start Dataset rows

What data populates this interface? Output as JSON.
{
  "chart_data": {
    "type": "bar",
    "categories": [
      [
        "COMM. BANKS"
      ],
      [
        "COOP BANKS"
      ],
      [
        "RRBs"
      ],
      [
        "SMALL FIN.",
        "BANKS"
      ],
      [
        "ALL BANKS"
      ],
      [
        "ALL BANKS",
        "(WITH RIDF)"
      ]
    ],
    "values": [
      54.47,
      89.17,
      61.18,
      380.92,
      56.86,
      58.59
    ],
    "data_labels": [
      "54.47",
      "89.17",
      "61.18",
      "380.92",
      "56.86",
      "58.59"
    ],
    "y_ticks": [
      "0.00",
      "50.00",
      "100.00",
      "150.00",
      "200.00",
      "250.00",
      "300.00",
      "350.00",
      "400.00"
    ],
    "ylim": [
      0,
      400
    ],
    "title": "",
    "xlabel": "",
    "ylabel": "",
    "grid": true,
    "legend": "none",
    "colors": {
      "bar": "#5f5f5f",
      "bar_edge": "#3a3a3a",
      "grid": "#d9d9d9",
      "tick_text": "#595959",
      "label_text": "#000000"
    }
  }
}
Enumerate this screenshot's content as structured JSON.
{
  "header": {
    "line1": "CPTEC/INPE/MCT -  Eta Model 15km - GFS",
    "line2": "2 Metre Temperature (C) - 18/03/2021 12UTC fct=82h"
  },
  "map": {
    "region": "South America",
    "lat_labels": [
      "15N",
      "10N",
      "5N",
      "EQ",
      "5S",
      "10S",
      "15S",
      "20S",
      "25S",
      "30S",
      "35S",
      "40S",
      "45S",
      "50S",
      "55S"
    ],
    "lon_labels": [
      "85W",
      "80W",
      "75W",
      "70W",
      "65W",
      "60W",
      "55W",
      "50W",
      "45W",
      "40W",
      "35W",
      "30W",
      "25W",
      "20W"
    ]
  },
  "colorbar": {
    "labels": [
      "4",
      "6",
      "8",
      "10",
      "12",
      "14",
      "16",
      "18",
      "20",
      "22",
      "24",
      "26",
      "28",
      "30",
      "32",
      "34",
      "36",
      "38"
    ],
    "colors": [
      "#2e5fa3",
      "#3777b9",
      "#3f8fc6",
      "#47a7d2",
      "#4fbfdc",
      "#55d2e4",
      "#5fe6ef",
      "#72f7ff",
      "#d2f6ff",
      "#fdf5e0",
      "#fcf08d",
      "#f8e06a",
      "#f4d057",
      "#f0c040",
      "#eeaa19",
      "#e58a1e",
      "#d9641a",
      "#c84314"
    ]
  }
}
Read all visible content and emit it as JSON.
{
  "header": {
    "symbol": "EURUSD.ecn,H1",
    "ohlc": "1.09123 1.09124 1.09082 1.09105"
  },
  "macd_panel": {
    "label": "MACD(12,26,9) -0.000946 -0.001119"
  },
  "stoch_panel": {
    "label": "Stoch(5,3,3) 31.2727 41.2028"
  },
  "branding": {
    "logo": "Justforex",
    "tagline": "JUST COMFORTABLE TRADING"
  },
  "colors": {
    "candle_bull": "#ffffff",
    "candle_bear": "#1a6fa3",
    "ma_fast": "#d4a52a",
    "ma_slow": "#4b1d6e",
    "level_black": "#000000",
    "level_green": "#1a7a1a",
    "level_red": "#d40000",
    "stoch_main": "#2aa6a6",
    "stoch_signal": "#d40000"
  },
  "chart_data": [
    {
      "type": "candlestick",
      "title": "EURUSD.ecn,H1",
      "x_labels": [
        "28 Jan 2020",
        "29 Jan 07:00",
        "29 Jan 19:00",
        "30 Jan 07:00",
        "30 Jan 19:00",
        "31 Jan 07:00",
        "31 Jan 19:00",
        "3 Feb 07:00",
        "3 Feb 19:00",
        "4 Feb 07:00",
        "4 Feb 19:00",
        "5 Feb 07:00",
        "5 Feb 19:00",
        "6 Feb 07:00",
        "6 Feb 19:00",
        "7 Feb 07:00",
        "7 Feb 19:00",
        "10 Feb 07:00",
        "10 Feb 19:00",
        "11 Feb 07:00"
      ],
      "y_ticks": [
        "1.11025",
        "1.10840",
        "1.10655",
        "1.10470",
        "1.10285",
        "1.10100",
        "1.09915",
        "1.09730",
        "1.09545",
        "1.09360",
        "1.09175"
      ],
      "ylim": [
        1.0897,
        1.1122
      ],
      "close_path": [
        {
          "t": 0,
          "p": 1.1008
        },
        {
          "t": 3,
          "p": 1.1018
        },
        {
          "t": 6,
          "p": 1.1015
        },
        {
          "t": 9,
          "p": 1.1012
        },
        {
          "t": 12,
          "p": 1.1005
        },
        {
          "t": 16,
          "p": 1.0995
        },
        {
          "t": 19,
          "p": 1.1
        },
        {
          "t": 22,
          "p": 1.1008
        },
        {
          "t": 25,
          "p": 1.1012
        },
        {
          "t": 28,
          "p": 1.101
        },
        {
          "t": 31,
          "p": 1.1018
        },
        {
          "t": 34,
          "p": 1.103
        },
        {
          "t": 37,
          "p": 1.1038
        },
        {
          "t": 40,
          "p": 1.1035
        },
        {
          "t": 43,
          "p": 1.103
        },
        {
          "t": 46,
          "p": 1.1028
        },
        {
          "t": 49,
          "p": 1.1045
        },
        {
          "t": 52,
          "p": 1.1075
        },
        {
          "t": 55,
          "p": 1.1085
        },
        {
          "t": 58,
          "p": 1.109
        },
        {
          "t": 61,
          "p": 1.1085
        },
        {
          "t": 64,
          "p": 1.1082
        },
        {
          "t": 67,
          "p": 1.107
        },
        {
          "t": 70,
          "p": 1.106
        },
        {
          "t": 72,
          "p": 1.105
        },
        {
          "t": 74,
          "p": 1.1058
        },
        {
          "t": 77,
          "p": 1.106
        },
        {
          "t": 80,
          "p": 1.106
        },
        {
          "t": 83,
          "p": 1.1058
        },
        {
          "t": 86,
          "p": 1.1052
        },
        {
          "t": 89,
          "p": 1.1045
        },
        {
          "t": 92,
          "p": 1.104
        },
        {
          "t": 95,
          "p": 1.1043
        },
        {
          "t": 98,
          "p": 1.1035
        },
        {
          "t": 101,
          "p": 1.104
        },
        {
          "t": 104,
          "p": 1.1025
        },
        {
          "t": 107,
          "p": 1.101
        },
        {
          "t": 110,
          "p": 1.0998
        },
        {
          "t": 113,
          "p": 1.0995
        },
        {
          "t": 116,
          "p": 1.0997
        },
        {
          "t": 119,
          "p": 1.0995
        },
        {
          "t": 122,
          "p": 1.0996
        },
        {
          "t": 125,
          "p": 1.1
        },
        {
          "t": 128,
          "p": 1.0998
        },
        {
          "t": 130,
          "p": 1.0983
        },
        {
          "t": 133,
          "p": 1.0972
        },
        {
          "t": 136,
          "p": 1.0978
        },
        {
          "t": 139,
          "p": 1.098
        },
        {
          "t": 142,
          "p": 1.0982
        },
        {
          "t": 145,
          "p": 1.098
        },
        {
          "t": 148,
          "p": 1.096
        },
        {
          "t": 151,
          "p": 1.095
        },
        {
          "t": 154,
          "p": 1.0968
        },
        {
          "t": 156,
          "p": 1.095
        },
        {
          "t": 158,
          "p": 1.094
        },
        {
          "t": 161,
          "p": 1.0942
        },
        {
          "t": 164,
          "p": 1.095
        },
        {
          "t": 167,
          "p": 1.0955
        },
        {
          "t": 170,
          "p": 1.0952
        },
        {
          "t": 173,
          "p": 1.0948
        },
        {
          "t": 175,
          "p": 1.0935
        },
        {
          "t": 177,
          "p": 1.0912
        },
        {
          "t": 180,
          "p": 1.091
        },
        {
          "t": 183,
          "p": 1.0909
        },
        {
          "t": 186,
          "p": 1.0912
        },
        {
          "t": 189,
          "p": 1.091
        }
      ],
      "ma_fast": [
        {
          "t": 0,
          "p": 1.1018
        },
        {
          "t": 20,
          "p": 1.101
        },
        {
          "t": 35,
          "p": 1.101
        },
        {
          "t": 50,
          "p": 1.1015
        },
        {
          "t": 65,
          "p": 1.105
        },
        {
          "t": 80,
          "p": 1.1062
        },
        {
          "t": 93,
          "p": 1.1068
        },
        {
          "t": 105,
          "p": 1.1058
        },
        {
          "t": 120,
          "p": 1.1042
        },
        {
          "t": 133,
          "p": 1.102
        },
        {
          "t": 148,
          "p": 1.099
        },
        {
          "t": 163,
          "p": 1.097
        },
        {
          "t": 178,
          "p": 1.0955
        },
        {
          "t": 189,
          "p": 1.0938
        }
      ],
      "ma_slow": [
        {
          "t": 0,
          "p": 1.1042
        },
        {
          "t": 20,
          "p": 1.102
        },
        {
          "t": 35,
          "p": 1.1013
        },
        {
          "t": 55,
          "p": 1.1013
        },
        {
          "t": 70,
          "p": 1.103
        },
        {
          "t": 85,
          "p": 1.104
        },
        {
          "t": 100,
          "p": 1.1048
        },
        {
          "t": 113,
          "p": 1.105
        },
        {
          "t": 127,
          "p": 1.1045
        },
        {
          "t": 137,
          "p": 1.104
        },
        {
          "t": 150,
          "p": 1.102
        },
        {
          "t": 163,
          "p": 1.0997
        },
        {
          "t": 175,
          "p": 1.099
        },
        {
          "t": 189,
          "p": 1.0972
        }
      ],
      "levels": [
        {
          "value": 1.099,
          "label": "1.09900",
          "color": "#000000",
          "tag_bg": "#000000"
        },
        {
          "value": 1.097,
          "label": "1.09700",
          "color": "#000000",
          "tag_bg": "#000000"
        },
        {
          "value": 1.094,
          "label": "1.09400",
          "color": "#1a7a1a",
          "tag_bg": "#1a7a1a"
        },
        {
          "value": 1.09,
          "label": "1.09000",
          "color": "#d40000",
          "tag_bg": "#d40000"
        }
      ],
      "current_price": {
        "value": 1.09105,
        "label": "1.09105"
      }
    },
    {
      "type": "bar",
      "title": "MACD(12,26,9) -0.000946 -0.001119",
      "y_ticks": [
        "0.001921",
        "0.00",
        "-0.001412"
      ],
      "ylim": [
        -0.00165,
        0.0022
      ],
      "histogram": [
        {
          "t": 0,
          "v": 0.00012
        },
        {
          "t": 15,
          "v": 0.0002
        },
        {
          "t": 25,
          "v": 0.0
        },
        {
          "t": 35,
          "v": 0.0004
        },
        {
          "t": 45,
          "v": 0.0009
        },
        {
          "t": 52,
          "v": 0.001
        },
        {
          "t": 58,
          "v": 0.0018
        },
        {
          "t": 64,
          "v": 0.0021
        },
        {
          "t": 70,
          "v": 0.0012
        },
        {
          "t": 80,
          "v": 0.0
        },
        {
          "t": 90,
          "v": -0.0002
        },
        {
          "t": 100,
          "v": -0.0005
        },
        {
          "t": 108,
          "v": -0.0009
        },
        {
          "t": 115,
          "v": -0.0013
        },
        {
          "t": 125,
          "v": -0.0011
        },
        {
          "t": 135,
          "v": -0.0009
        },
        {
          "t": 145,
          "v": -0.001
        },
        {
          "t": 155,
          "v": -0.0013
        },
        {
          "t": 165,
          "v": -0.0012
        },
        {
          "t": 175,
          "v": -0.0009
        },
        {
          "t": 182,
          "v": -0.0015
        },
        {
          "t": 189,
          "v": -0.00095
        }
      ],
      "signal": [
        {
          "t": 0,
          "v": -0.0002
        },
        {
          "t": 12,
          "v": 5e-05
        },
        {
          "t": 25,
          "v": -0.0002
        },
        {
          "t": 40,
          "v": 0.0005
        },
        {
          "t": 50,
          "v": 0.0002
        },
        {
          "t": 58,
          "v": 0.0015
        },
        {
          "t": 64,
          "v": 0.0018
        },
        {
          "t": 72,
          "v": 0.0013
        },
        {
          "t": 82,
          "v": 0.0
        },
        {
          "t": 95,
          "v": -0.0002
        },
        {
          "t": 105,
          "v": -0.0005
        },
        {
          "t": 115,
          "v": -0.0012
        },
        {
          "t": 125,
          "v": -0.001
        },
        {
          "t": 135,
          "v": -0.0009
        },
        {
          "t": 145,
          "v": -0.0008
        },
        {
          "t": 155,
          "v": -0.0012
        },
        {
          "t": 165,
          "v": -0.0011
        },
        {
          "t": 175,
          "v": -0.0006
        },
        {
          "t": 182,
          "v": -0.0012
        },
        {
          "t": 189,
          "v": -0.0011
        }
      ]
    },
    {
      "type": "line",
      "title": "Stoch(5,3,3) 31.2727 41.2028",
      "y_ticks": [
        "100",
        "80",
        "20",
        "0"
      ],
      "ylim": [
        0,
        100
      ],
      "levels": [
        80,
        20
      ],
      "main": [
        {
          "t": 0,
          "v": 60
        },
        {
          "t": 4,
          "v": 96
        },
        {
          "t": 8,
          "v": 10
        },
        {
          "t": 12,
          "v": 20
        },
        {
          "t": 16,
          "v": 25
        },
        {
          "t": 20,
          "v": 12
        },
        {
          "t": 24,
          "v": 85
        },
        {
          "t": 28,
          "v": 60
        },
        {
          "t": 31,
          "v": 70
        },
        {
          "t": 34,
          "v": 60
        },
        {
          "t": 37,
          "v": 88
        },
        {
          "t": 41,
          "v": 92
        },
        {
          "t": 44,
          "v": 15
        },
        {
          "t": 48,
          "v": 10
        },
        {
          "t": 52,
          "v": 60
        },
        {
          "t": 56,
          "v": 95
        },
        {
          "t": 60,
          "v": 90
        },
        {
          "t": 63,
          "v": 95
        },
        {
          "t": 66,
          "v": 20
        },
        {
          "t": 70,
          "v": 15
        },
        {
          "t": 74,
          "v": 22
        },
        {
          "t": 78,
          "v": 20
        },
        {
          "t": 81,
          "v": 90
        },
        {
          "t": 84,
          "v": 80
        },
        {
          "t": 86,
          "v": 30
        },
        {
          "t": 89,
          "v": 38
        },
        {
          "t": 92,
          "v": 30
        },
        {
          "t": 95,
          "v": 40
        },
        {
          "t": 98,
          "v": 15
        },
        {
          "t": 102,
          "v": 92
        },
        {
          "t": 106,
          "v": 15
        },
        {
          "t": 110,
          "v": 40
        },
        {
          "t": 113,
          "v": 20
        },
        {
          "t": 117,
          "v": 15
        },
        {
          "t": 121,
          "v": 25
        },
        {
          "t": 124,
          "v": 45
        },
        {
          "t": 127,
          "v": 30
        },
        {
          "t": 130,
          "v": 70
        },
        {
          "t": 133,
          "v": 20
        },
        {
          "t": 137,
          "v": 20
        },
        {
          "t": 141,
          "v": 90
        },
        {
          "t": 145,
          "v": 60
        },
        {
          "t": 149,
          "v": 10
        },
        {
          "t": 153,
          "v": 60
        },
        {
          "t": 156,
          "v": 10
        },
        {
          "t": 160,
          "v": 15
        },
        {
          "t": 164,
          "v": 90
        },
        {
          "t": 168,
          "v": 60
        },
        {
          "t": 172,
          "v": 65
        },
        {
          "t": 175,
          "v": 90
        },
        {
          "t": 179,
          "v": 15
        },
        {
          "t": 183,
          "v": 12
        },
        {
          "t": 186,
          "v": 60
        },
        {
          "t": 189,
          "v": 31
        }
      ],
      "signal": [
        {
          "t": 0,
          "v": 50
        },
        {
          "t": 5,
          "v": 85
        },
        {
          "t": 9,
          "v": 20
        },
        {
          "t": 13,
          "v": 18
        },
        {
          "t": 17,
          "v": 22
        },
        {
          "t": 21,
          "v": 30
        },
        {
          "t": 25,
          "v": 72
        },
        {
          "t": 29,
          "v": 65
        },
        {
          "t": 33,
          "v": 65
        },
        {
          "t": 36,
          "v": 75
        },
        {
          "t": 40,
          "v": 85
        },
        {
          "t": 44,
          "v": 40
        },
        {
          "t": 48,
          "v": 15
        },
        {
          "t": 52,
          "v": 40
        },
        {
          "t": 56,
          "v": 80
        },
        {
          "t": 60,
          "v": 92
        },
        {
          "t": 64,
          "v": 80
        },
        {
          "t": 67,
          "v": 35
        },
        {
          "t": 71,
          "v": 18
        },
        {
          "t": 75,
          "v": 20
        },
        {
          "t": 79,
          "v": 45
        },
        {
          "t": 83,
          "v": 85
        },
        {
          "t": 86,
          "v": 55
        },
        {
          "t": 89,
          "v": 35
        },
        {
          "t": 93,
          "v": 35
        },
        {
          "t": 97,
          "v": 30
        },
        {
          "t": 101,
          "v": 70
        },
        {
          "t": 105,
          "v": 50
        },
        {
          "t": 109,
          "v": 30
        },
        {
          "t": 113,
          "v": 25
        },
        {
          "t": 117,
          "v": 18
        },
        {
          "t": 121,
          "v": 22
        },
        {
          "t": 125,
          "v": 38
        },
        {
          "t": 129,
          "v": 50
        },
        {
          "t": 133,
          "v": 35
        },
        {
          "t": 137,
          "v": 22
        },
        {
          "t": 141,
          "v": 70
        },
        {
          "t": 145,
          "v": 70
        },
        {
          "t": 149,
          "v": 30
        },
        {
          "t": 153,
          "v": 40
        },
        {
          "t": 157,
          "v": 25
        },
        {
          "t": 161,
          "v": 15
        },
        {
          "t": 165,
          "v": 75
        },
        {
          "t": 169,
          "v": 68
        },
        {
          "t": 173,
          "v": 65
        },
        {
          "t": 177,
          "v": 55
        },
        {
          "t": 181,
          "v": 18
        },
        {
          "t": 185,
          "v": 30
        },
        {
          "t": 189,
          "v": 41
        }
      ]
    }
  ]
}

end Dataset rows

▶ **Exercise requirements**:
Gather each line of the listing that holds the string "BANKS".

▶ **Output of the task**:
        "COMM. BANKS"
        "COOP BANKS"
        "BANKS"
        "ALL BANKS"
        "ALL BANKS",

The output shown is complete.